* TASKS TO PERFORM
• 1. From the pull request description, list the tests that were corrected because they depended on configuration set in previous tests.
• 2. Please reproduce the records, unchanged, from the one containing "image-pixel <box>266 598 276 609</box>" through the one containing "image-pixel <box>401 482 412 493</box>".

═════ TEXT PASSAGE

Reset database and servers for each test #568

mliszcz · 2019-06-15T18:44:02Z

This PR resets the database and device servers for each tests.

There is a wrapper script:

run_with_fixture.sh <test-binary> [param1] [param2] ...

The script:

starts docker with mysql and database ds
starts DevTest and FwdTest
runs <test-binary> (forwards all parameters)
stops DevTest and FwdTest
stops dockers

Note: resetting environment for each CxxTest's test_something() function is not in scope of this PR.

Changes

Fix tests that were depending on configuration set in previous tests:
- 24ece26 Correct event::att_conf_event_buffer test
- 4688e24 Correct CXX::cxx_mem_attr test
- 8b69890 Correct event::event_lock test
Docker client is needed to start mysql/database ds from wrapper script
- 840d759 Expose docker daemon in CI containers
tango_admin is needed to ping database / admin device
- ebdd4ed Install tango_admin in CI containers
The script itself
- dfb49e0 Add new test runner and server start/stop scripts
- ae2dd81 Enable new test runner script in CI
We can now run tests in parallel
- d86ffeb Run tests in parallel in CI
Update README
- 666d719 Update instructions how to run tests
Remove old scripts, they will no longer work
- b3db05b Remove old scripts for running tests

Testcase output is collected in test_results directory:

cpp_test_suite/test_results/
└── cxx_stateless_subscription_20190616.193616.465333747
    ├── conf_devtest.out
    ├── cxx_stateless_subscription_exit_code.out
    ├── cxx_stateless_subscription.out
    ├── DevTest_test.0.out
    ├── DevTest_test2.0.out
    ├── DevTest_test.out
    ├── FwdTest_test.out
    └── server_pids
        ├── 3122
        └── 3152

Results

I've compared ctest output with and without changes in this PR. It is the same (timestamps, pids, etc. ... differ of course), except CXX::cxx_old_poll, which seems to produce different output on every run.

══════════
═════ GIVEN ENTRIES

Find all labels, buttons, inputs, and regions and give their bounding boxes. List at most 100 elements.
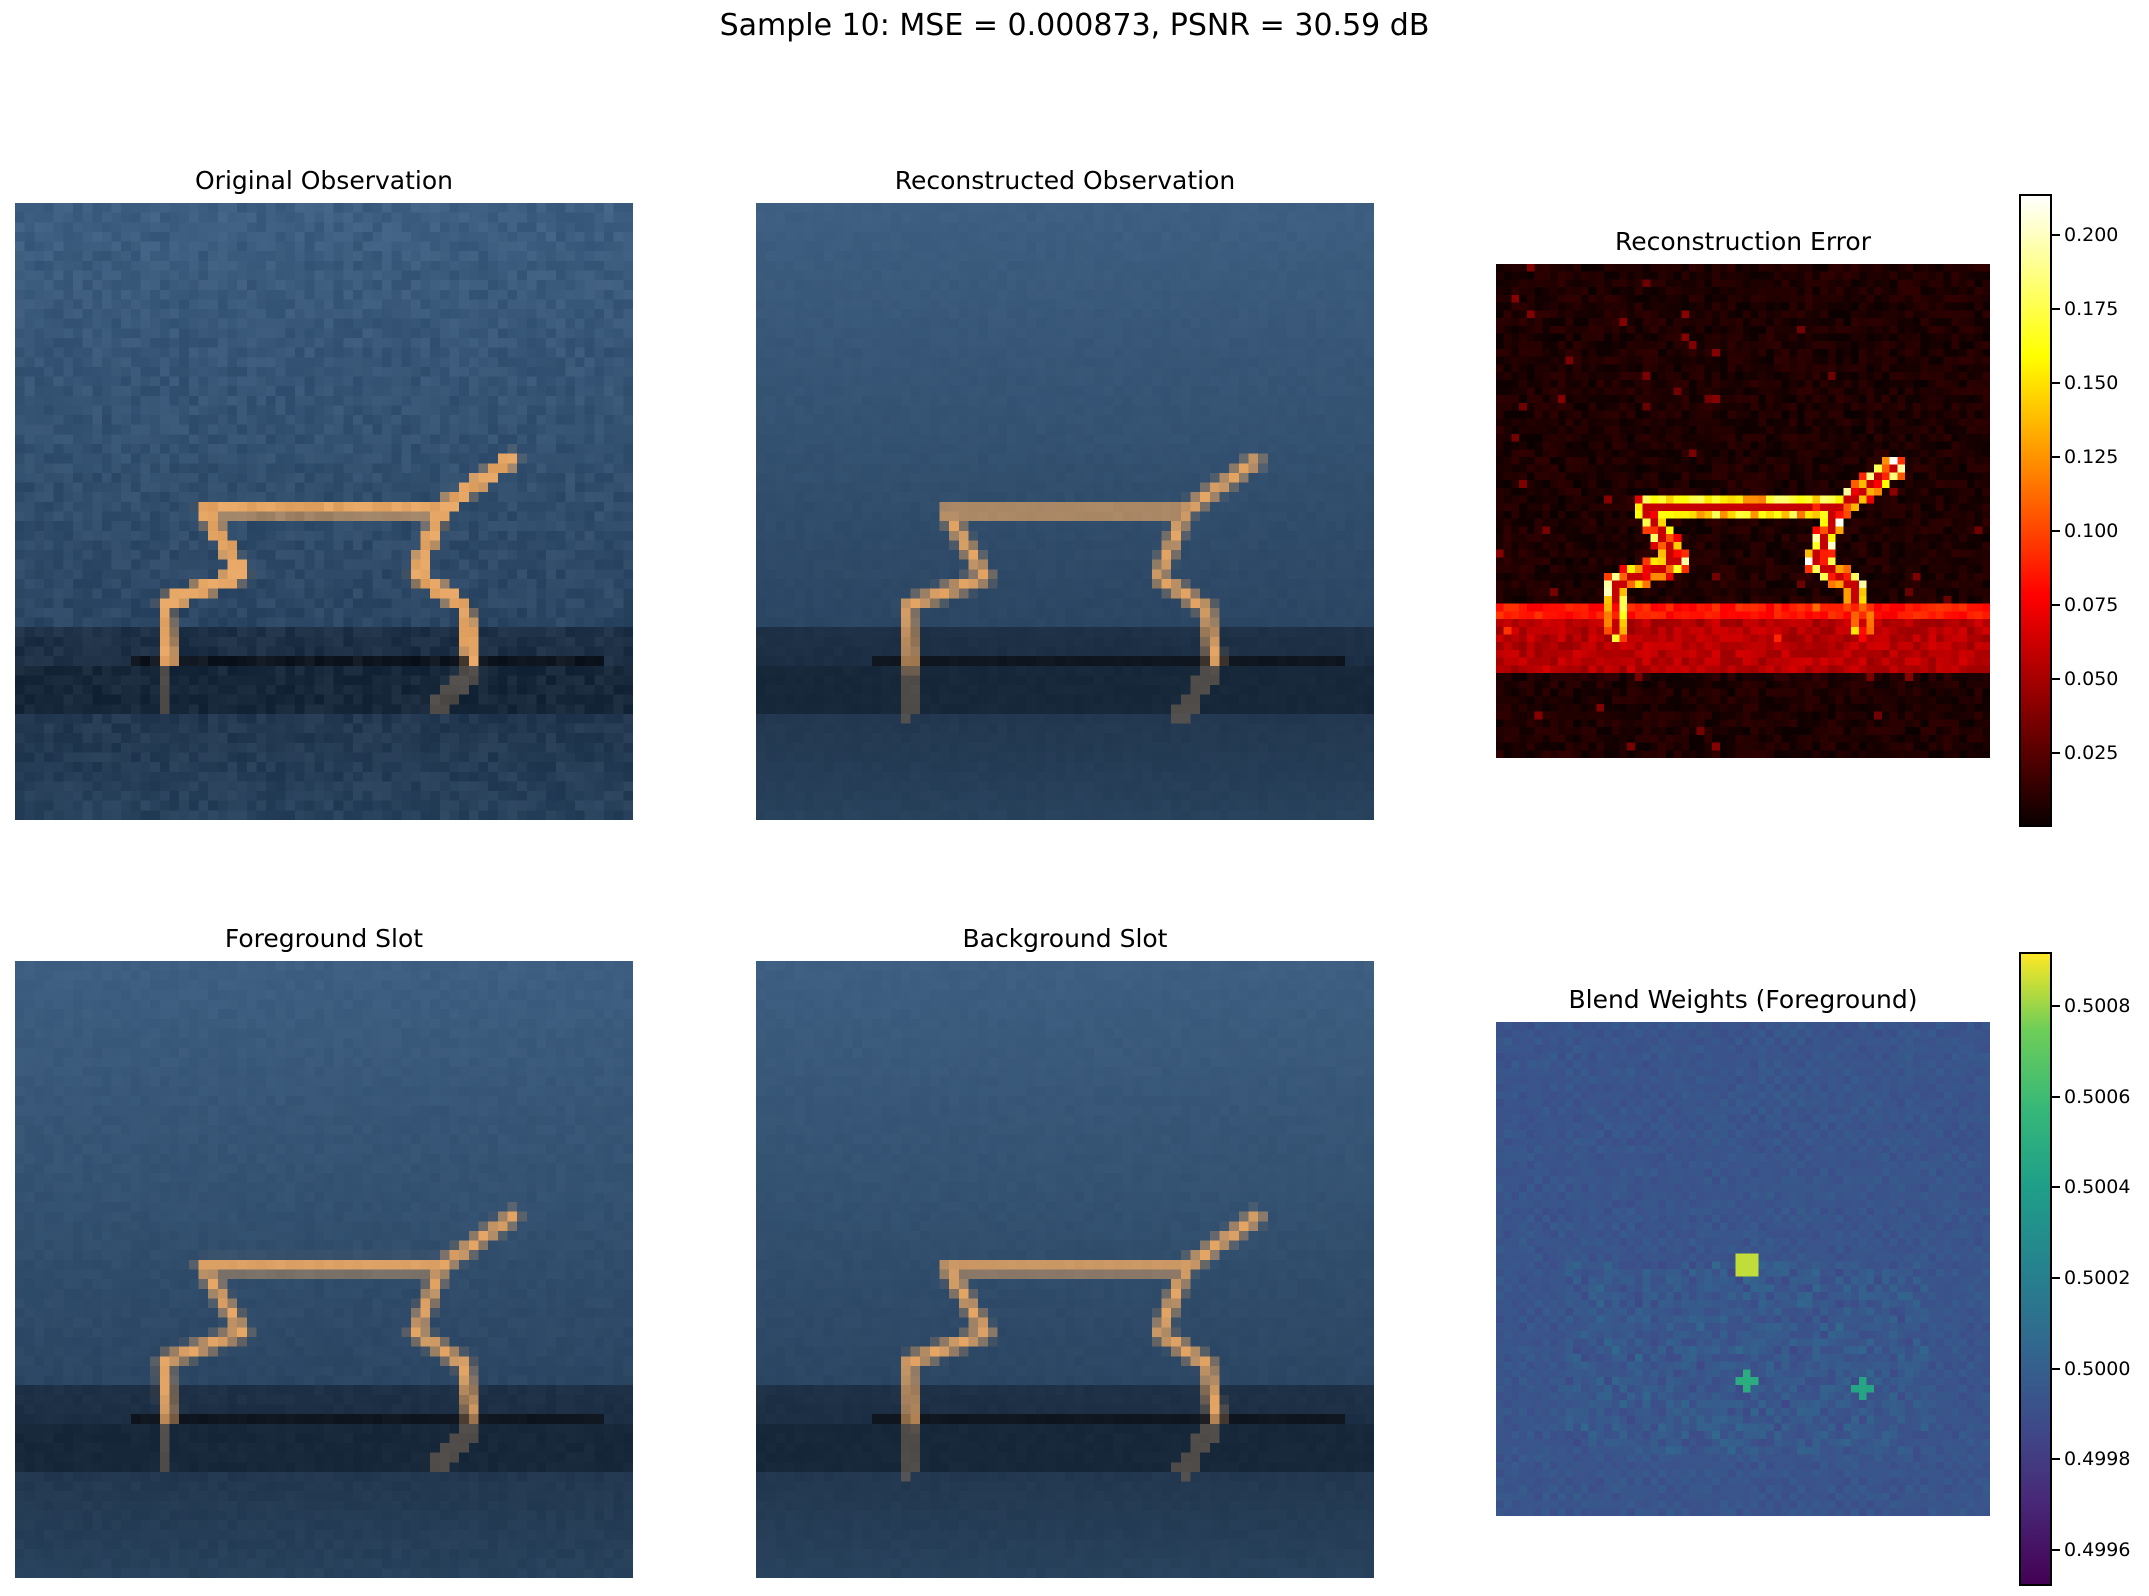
image-pixel <box>266 598 276 609</box>
image-pixel <box>623 511 633 522</box>
image-pixel <box>862 203 873 213</box>
image-pixel <box>159 598 170 609</box>
image-pixel <box>391 231 402 242</box>
image-pixel <box>575 665 585 676</box>
image-pixel <box>237 357 247 368</box>
image-pixel <box>439 309 450 319</box>
image-pixel <box>15 231 25 242</box>
image-pixel <box>343 309 354 319</box>
image-pixel <box>237 318 247 329</box>
image-pixel <box>565 588 576 599</box>
image-pixel <box>1036 299 1046 310</box>
image-pixel <box>594 617 605 628</box>
image-pixel <box>333 588 344 599</box>
image-pixel <box>478 337 489 348</box>
image-pixel <box>246 617 257 628</box>
image-pixel <box>169 578 180 589</box>
image-pixel <box>401 482 412 493</box>
image-pixel <box>978 241 988 252</box>
image-pixel <box>285 578 296 589</box>
image-pixel <box>1074 241 1085 252</box>
image-pixel <box>468 482 479 493</box>
image-pixel <box>130 415 141 425</box>
image-pixel <box>430 328 441 339</box>
image-pixel <box>507 203 518 213</box>
image-pixel <box>1287 299 1297 310</box>
image-pixel <box>15 280 25 290</box>
image-pixel <box>1103 299 1114 310</box>
image-pixel <box>72 646 83 657</box>
image-pixel <box>72 607 83 618</box>
image-pixel <box>362 752 373 763</box>
image-pixel <box>295 347 305 358</box>
image-pixel <box>439 771 450 782</box>
image-pixel <box>449 386 460 397</box>
image-pixel <box>613 550 624 560</box>
image-pixel <box>304 733 315 744</box>
image-pixel <box>53 810 64 820</box>
image-pixel <box>227 588 238 599</box>
image-pixel <box>101 366 112 377</box>
image-pixel <box>381 357 392 368</box>
image-pixel <box>43 511 54 522</box>
image-pixel <box>92 472 103 483</box>
image-pixel <box>1093 260 1104 271</box>
image-pixel <box>34 656 45 666</box>
image-pixel <box>1248 222 1259 233</box>
image-pixel <box>208 434 218 445</box>
image-pixel <box>488 337 499 348</box>
image-pixel <box>130 704 141 715</box>
image-pixel <box>150 241 161 252</box>
image-pixel <box>198 280 209 290</box>
image-pixel <box>246 569 257 580</box>
image-pixel <box>217 386 228 397</box>
image-pixel <box>604 713 614 724</box>
image-pixel <box>449 395 460 406</box>
image-pixel <box>169 550 180 560</box>
image-pixel <box>439 685 450 695</box>
image-pixel <box>24 444 35 454</box>
image-pixel <box>497 694 508 705</box>
image-pixel <box>227 791 238 801</box>
image-pixel <box>227 501 238 512</box>
image-pixel <box>555 762 566 772</box>
image-pixel <box>613 578 624 589</box>
image-pixel <box>256 376 267 387</box>
image-pixel <box>1287 241 1297 252</box>
image-pixel <box>1277 299 1288 310</box>
image-pixel <box>72 569 83 580</box>
image-pixel <box>304 492 315 503</box>
image-pixel <box>497 492 508 503</box>
image-pixel <box>468 521 479 531</box>
image-pixel <box>987 328 998 339</box>
image-pixel <box>121 289 132 300</box>
image-pixel <box>613 733 624 744</box>
image-pixel <box>391 665 402 676</box>
image-pixel <box>555 771 566 782</box>
image-pixel <box>188 280 199 290</box>
image-pixel <box>1209 280 1220 290</box>
image-pixel <box>604 434 614 445</box>
image-pixel <box>604 598 614 609</box>
image-pixel <box>420 781 431 792</box>
image-pixel <box>352 713 363 724</box>
image-pixel <box>275 694 286 705</box>
image-pixel <box>140 203 151 213</box>
image-pixel <box>111 405 122 416</box>
image-pixel <box>275 482 286 493</box>
image-pixel <box>623 694 633 705</box>
image-pixel <box>1161 328 1172 339</box>
image-pixel <box>1093 289 1104 300</box>
image-pixel <box>391 530 402 541</box>
image-pixel <box>237 444 247 454</box>
image-pixel <box>150 588 161 599</box>
image-pixel <box>34 511 45 522</box>
image-pixel <box>82 675 93 686</box>
image-pixel <box>159 559 170 570</box>
image-pixel <box>439 424 450 435</box>
image-pixel <box>188 713 199 724</box>
image-pixel <box>1055 318 1066 329</box>
image-pixel <box>497 771 508 782</box>
image-pixel <box>862 328 873 339</box>
image-pixel <box>266 337 276 348</box>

══════════

* SOLUTIONS BELOW
• 1.
- event::att_conf_event_buffer
- CXX::cxx_mem_attr
- event::event_lock

• 2.
image-pixel <box>266 598 276 609</box>
image-pixel <box>623 511 633 522</box>
image-pixel <box>862 203 873 213</box>
image-pixel <box>159 598 170 609</box>
image-pixel <box>391 231 402 242</box>
image-pixel <box>575 665 585 676</box>
image-pixel <box>237 357 247 368</box>
image-pixel <box>439 309 450 319</box>
image-pixel <box>15 231 25 242</box>
image-pixel <box>343 309 354 319</box>
image-pixel <box>237 318 247 329</box>
image-pixel <box>565 588 576 599</box>
image-pixel <box>1036 299 1046 310</box>
image-pixel <box>594 617 605 628</box>
image-pixel <box>333 588 344 599</box>
image-pixel <box>478 337 489 348</box>
image-pixel <box>246 617 257 628</box>
image-pixel <box>169 578 180 589</box>
image-pixel <box>401 482 412 493</box>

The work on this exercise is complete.